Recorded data
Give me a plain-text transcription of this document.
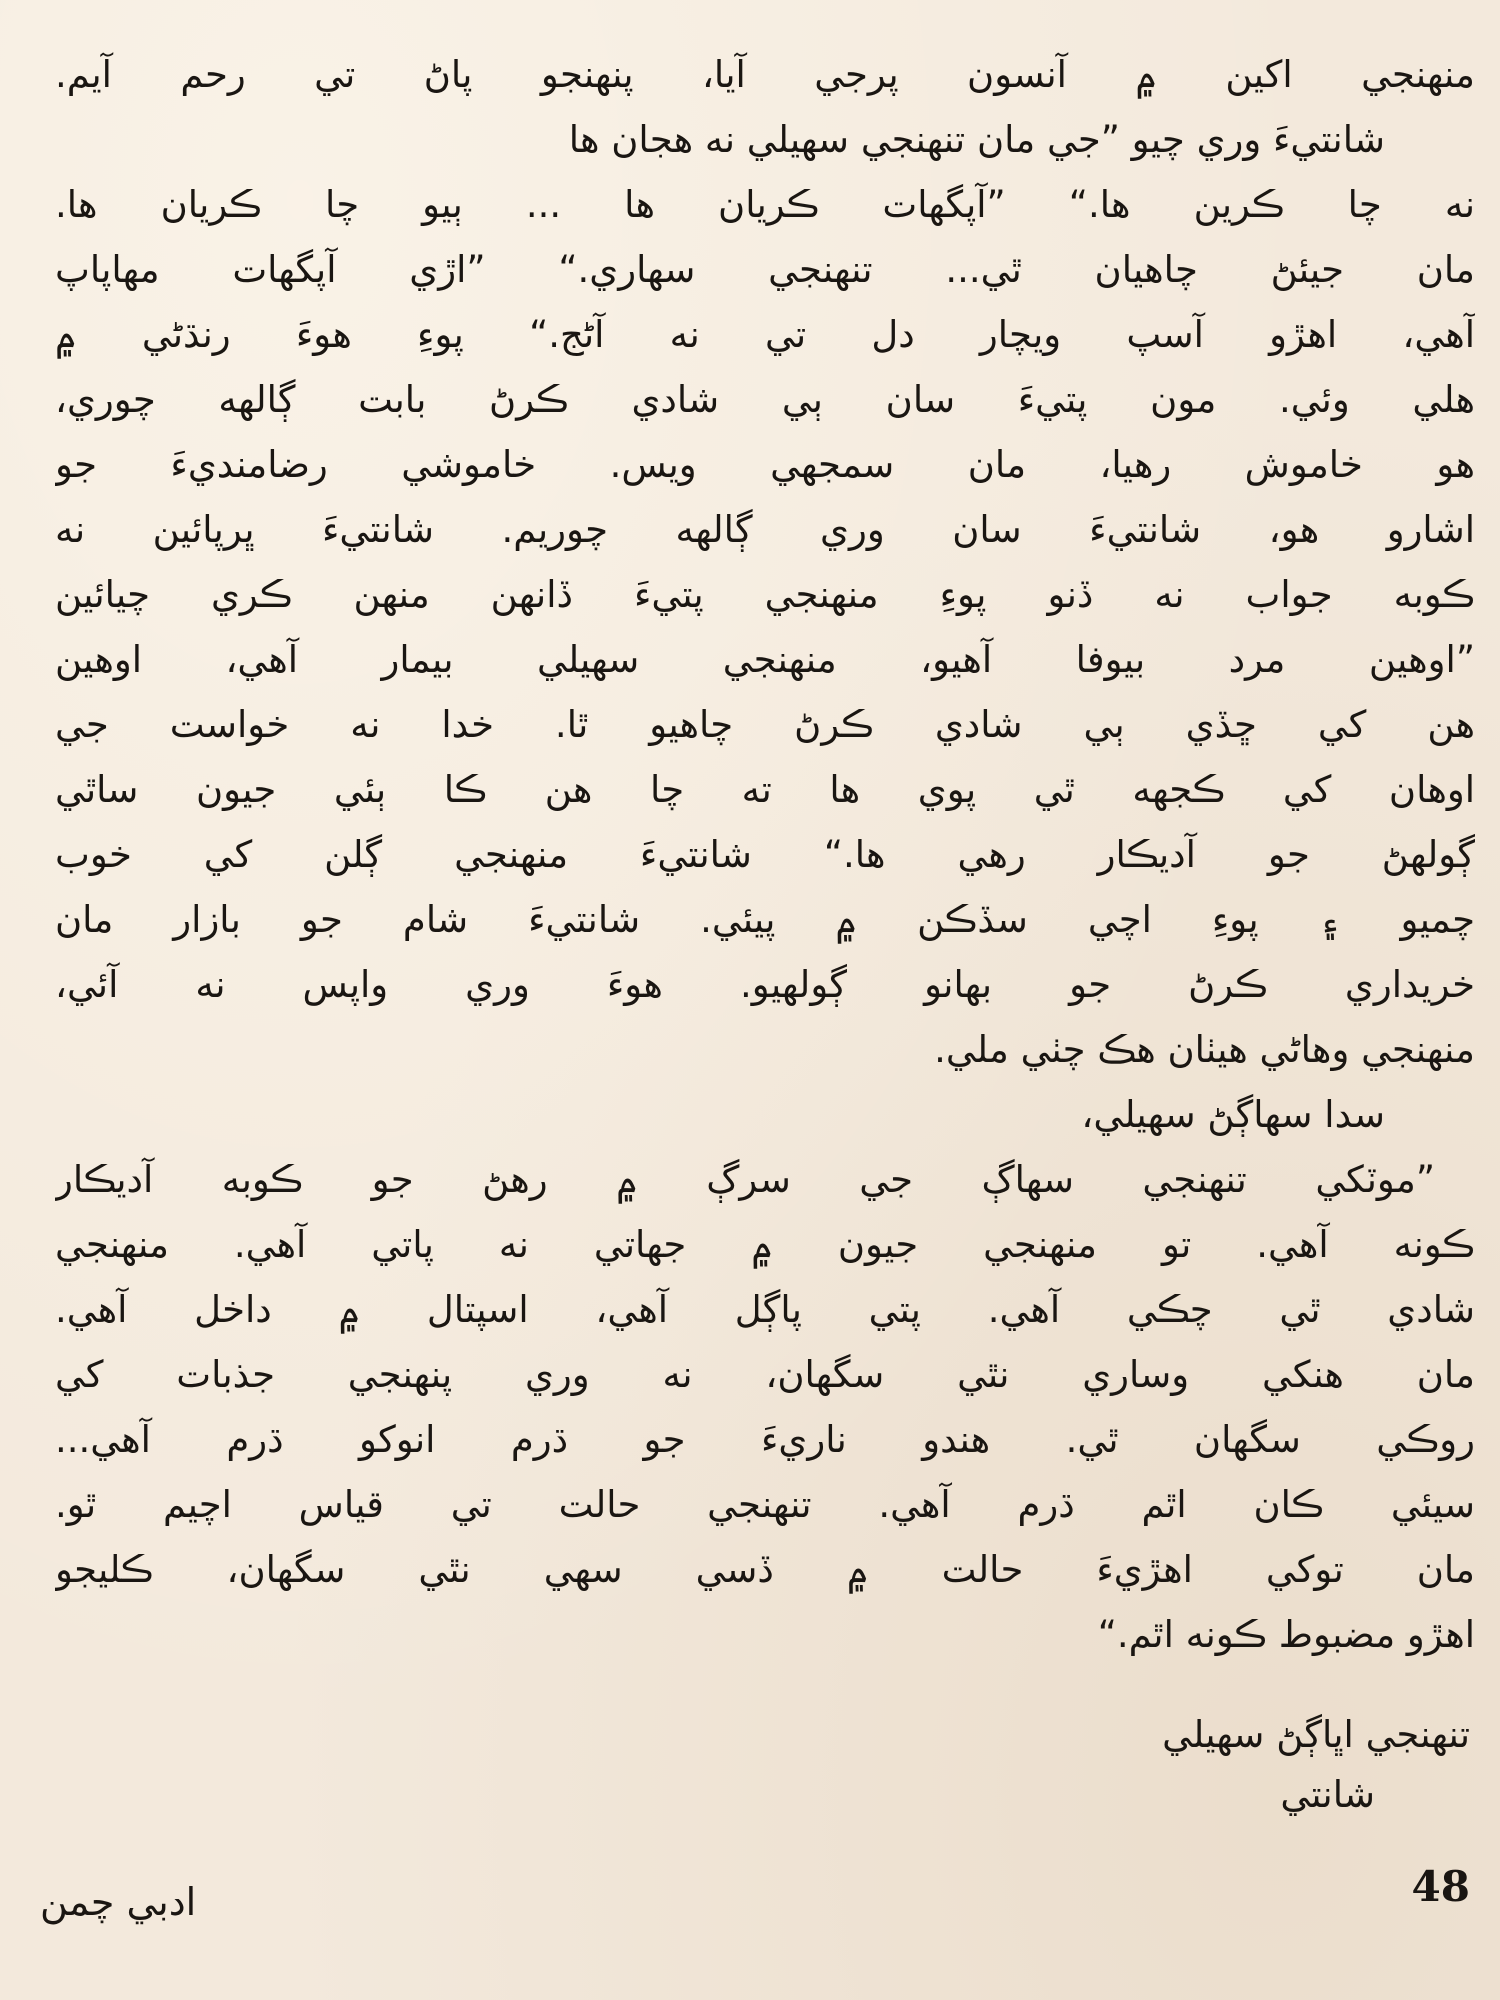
منهنجي اکين ۾ آنسون پرجي آيا، پنهنجو پاڻ تي رحم آيم.
شانتيءَ وري چيو ”جي مان تنهنجي سهيلي نه هجان ها
نه چا ڪرين ها.“ ”آپگهات ڪريان ها ... ٻيو چا ڪريان ها.
مان جيئڻ چاهيان ٿي... تنهنجي سهاري.“ ”اڙي آپگهات مهاپاپ
آهي، اهڙو آسپ ويچار دل تي نه آڻج.“ پوءِ هوءَ رنڌڻي ۾
هلي وئي. مون پتيءَ سان ٻي شادي ڪرڻ بابت ڳالهه چوري،
هو خاموش رهيا، مان سمجهي ويس. خاموشي رضامنديءَ جو
اشارو هو، شانتيءَ سان وري ڳالهه چوريم. شانتيءَ ڀرپائين نه
ڪوبه جواب نه ڏنو پوءِ منهنجي پتيءَ ڏانهن منهن ڪري چيائين
”اوهين مرد بيوفا آهيو، منهنجي سهيلي بيمار آهي، اوهين
هن کي ڇڏي ٻي شادي ڪرڻ چاهيو ٿا. خدا نه خواست جي
اوهان کي ڪجهه ٿي پوي ها ته چا هن ڪا ٻئي جيون ساٿي
ڳولهڻ جو آديڪار رهي ها.“ شانتيءَ منهنجي ڳلن کي خوب
چميو ۽ پوءِ اچي سڏڪن ۾ پيئي. شانتيءَ شام جو بازار مان
خريداري ڪرڻ جو بهانو ڳولهيو. هوءَ وري واپس نه آئي،
منهنجي وهاڻي هيٺان هڪ چٺي ملي.
سدا سهاڳڻ سهيلي،
”موٽکي تنهنجي سهاڳ جي سرڳ ۾ رهڻ جو ڪوبه آديڪار
ڪونه آهي. تو منهنجي جيون ۾ جهاتي نه پاتي آهي. منهنجي
شادي ٿي چڪي آهي. پتي پاڳل آهي، اسپتال ۾ داخل آهي.
مان هنکي وساري نٿي سگهان، نه وري پنهنجي جذبات کي
روڪي سگهان ٿي. هندو ناريءَ جو ڌرم انوکو ڌرم آهي...
سيئي ڪان اٿم ڌرم آهي. تنهنجي حالت تي قياس اچيم ٿو.
مان توکي اهڙيءَ حالت ۾ ڏسي سهي نٿي سگهان، ڪليجو
اهڙو مضبوط ڪونه اٿم.“
تنهنجي اڀاڳڻ سهيلي
شانتي
48
ادبي چمن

AIM> List every line from the entries above in which "پتيء" appears.

RESPONSE>
هلي وئي. مون پتيءَ سان ٻي شادي ڪرڻ بابت ڳالهه چوري،
ڪوبه جواب نه ڏنو پوءِ منهنجي پتيءَ ڏانهن منهن ڪري چيائين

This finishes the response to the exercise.